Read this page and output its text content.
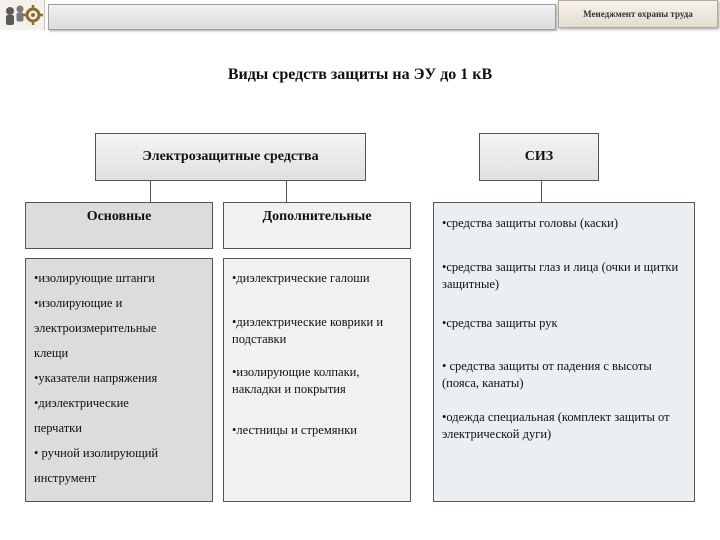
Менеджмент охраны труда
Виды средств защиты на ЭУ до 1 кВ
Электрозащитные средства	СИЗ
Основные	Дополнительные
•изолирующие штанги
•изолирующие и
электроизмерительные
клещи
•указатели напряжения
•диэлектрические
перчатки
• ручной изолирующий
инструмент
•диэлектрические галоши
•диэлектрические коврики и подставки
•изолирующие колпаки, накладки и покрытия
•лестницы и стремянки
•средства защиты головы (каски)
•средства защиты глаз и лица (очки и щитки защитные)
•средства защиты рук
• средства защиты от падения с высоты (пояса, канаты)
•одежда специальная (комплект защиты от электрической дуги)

=-=-=

**STATED EXERCISE:**
Scan the listing above and identify each line holding the string "диэлектрические"; copy every such line.

**OUTPUT OF THE EXERCISE:**
•диэлектрические
•диэлектрические галоши
•диэлектрические коврики и подставки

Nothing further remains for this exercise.